OBJECTIVE -
Restate the whole listing exactly.

### GIVEN RECORDS ###

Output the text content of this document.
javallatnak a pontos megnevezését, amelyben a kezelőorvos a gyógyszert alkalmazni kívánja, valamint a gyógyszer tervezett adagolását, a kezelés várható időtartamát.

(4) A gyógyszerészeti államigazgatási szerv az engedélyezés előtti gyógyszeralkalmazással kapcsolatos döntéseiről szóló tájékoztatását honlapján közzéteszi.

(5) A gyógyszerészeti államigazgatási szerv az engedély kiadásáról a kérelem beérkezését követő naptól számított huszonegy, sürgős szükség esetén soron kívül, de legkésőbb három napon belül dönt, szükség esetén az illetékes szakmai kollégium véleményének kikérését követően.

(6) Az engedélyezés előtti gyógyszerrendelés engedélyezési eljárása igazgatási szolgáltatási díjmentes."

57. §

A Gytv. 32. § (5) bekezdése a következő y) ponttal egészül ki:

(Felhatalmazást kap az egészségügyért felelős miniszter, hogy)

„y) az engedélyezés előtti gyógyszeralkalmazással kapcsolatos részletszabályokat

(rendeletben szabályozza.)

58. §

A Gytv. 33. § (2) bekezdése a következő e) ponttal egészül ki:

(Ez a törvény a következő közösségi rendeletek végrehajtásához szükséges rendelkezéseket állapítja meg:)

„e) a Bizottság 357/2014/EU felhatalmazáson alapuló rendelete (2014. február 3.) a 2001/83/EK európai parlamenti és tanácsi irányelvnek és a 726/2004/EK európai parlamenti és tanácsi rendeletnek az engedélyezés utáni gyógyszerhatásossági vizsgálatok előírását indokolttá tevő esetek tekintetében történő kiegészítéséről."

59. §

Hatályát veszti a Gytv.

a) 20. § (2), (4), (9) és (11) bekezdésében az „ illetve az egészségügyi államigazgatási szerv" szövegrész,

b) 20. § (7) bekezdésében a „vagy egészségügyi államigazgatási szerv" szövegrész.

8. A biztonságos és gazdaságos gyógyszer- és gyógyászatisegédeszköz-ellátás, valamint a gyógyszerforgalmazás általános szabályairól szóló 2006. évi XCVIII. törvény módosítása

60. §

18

###

WORKED SOLUTION -
Output the text content of this document.
javallatnak a pontos megnevezését, amelyben a kezelőorvos a gyógyszert alkalmazni kívánja, valamint a gyógyszer tervezett adagolását, a kezelés várható időtartamát.

(4) A gyógyszerészeti államigazgatási szerv az engedélyezés előtti gyógyszeralkalmazással kapcsolatos döntéseiről szóló tájékoztatását honlapján közzéteszi.

(5) A gyógyszerészeti államigazgatási szerv az engedély kiadásáról a kérelem beérkezését követő naptól számított huszonegy, sürgős szükség esetén soron kívül, de legkésőbb három napon belül dönt, szükség esetén az illetékes szakmai kollégium véleményének kikérését követően.

(6) Az engedélyezés előtti gyógyszerrendelés engedélyezési eljárása igazgatási szolgáltatási díjmentes."

57. §

A Gytv. 32. § (5) bekezdése a következő y) ponttal egészül ki:

(Felhatalmazást kap az egészségügyért felelős miniszter, hogy)

„y) az engedélyezés előtti gyógyszeralkalmazással kapcsolatos részletszabályokat

(rendeletben szabályozza.)

58. §

A Gytv. 33. § (2) bekezdése a következő e) ponttal egészül ki:

(Ez a törvény a következő közösségi rendeletek végrehajtásához szükséges rendelkezéseket állapítja meg:)

„e) a Bizottság 357/2014/EU felhatalmazáson alapuló rendelete (2014. február 3.) a 2001/83/EK európai parlamenti és tanácsi irányelvnek és a 726/2004/EK európai parlamenti és tanácsi rendeletnek az engedélyezés utáni gyógyszerhatásossági vizsgálatok előírását indokolttá tevő esetek tekintetében történő kiegészítéséről."

59. §

Hatályát veszti a Gytv.

a) 20. § (2), (4), (9) és (11) bekezdésében az „ illetve az egészségügyi államigazgatási szerv" szövegrész,

b) 20. § (7) bekezdésében a „vagy egészségügyi államigazgatási szerv" szövegrész.

8. A biztonságos és gazdaságos gyógyszer- és gyógyászatisegédeszköz-ellátás, valamint a gyógyszerforgalmazás általános szabályairól szóló 2006. évi XCVIII. törvény módosítása

60. §

18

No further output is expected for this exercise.